*** Supplied text
DataLad is part of the Debian and Ubuntu operating systems. However, the
particular DataLad version included in a release may be a bit older (check the
versions for `Debian <https://packages.debian.org/datalad>`_ and `Ubuntu
<https://packages.ubuntu.com/datalad>`_ to see which ones are available).
For some recent releases of Debian-based operating systems, `NeuroDebian
<https://neuro.debian.net>`_ provides more recent DataLad versions (check the
`availability table <https://neuro.debian.net/pkgs/datalad.html>`_). In order to
install from NeuroDebian, follow `its installation documentation
<https://neuro.debian.net/install_pkg.html?p=datalad>`_, which only requires
copy-pasting three lines into a terminal. Also, should you be confused by the
name: enabling this repository will not do any harm if your field is not
neuroscience.
Whichever repository you end up using, the following command installs DataLad
and all of its software dependencies (including :term:`git-annex` and `p7zip <https://p7zip.sourceforge.net>`_):
.. code-block:: console
$ sudo apt-get install datalad
The command above will also upgrade existing installations to the most recent
available version.
******
Please copy out the DataLad installation text above in full, word for word.
*** Material shown
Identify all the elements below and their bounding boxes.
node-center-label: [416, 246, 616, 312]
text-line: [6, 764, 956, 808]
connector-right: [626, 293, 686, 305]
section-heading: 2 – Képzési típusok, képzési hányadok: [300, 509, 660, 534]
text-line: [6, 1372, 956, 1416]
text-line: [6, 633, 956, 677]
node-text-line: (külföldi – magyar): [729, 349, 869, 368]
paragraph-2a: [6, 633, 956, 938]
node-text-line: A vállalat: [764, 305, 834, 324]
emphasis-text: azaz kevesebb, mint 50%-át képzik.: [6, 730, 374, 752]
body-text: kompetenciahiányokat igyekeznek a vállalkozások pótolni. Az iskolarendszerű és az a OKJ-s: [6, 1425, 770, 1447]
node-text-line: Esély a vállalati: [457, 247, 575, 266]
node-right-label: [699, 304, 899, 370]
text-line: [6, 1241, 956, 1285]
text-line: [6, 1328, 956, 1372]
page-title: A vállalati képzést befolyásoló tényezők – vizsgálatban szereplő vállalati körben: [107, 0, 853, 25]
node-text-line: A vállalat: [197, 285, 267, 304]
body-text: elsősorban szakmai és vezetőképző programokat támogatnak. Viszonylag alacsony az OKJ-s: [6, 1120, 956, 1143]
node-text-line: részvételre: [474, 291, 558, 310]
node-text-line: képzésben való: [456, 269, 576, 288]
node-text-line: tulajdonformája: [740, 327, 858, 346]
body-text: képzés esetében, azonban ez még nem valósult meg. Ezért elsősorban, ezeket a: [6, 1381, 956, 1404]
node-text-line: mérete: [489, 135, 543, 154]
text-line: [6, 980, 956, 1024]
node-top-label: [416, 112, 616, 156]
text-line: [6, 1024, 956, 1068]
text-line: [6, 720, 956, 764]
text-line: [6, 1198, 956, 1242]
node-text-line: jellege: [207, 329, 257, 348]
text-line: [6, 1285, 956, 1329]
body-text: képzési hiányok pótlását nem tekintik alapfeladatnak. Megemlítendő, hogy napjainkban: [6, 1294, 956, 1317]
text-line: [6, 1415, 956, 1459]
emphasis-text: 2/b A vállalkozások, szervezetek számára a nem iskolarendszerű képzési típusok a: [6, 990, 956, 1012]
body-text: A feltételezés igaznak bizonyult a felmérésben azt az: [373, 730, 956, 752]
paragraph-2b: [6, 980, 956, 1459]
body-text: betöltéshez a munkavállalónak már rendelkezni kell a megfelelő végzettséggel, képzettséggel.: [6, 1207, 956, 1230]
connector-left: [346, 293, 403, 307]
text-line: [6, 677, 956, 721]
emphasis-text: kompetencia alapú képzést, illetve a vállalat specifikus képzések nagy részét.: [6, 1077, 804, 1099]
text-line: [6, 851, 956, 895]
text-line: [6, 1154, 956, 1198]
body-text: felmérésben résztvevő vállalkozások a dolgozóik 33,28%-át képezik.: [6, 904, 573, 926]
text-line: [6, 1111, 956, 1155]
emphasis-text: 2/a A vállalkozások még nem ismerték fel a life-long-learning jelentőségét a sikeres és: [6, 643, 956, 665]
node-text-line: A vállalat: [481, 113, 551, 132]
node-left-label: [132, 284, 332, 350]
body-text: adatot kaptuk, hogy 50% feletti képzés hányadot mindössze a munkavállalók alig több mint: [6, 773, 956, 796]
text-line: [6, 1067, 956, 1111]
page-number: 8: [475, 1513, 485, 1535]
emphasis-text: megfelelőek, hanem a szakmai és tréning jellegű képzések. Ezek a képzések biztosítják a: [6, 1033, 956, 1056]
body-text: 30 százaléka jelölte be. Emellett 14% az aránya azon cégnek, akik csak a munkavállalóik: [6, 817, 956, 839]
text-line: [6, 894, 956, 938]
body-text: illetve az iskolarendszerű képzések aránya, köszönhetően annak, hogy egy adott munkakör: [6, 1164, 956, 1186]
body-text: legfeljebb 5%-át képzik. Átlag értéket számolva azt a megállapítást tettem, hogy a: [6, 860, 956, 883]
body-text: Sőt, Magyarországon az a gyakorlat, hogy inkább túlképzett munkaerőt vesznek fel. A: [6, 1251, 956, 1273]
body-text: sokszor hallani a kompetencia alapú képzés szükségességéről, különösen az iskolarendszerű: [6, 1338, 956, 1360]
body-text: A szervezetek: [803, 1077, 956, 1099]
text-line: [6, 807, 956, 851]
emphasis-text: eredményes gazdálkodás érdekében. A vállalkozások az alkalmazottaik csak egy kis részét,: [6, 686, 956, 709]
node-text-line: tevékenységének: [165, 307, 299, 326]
******
→ **Output for this exercise**:
DataLad is part of the Debian and Ubuntu operating systems. However, the
particular DataLad version included in a release may be a bit older (check the
versions for `Debian <https://packages.debian.org/datalad>`_ and `Ubuntu
<https://packages.ubuntu.com/datalad>`_ to see which ones are available).
For some recent releases of Debian-based operating systems, `NeuroDebian
<https://neuro.debian.net>`_ provides more recent DataLad versions (check the
`availability table <https://neuro.debian.net/pkgs/datalad.html>`_). In order to
install from NeuroDebian, follow `its installation documentation
<https://neuro.debian.net/install_pkg.html?p=datalad>`_, which only requires
copy-pasting three lines into a terminal. Also, should you be confused by the
name: enabling this repository will not do any harm if your field is not
neuroscience.
Whichever repository you end up using, the following command installs DataLad
and all of its software dependencies (including :term:`git-annex` and `p7zip <https://p7zip.sourceforge.net>`_):
.. code-block:: console
$ sudo apt-get install datalad
The command above will also upgrade existing installations to the most recent
available version.